• **RECORDS SUPPLIED**:

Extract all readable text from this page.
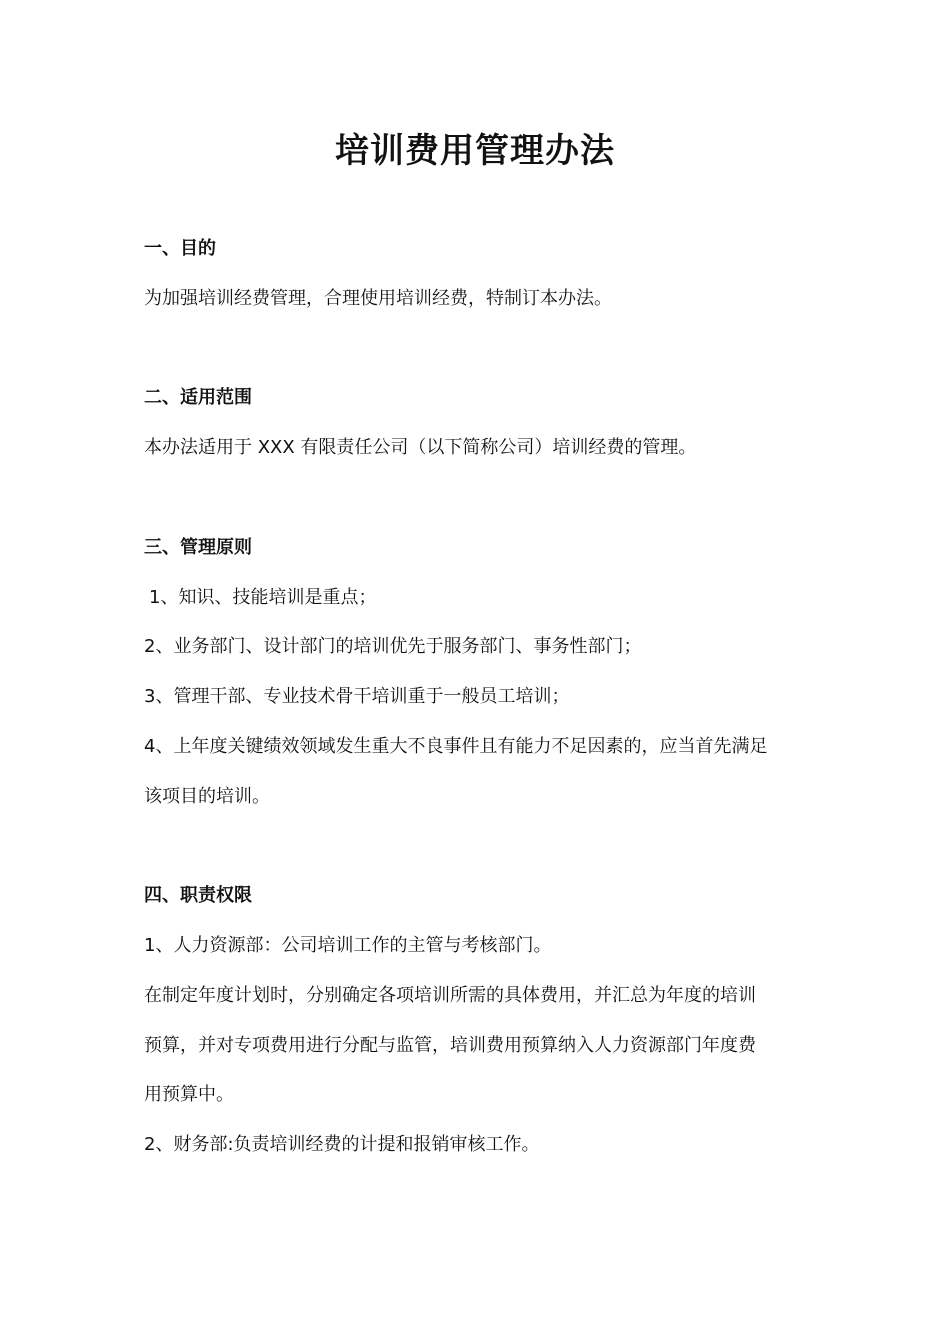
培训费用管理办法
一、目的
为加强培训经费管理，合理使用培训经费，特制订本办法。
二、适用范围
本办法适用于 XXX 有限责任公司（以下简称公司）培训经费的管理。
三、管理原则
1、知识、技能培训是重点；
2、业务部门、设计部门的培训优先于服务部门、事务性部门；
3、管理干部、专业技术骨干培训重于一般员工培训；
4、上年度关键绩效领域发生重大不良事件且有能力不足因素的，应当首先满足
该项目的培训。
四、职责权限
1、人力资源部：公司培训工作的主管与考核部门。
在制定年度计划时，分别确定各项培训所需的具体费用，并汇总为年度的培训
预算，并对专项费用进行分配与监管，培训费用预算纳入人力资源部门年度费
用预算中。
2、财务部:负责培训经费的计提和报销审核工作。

• **WHAT YOU ARE ASKED TO DO**:
Pictures are excluded; output everything else in the data verbatim.

• **THE ANSWER**:
Extract all readable text from this page.
培训费用管理办法
一、目的
为加强培训经费管理，合理使用培训经费，特制订本办法。
二、适用范围
本办法适用于 XXX 有限责任公司（以下简称公司）培训经费的管理。
三、管理原则
1、知识、技能培训是重点；
2、业务部门、设计部门的培训优先于服务部门、事务性部门；
3、管理干部、专业技术骨干培训重于一般员工培训；
4、上年度关键绩效领域发生重大不良事件且有能力不足因素的，应当首先满足
该项目的培训。
四、职责权限
1、人力资源部：公司培训工作的主管与考核部门。
在制定年度计划时，分别确定各项培训所需的具体费用，并汇总为年度的培训
预算，并对专项费用进行分配与监管，培训费用预算纳入人力资源部门年度费
用预算中。
2、财务部:负责培训经费的计提和报销审核工作。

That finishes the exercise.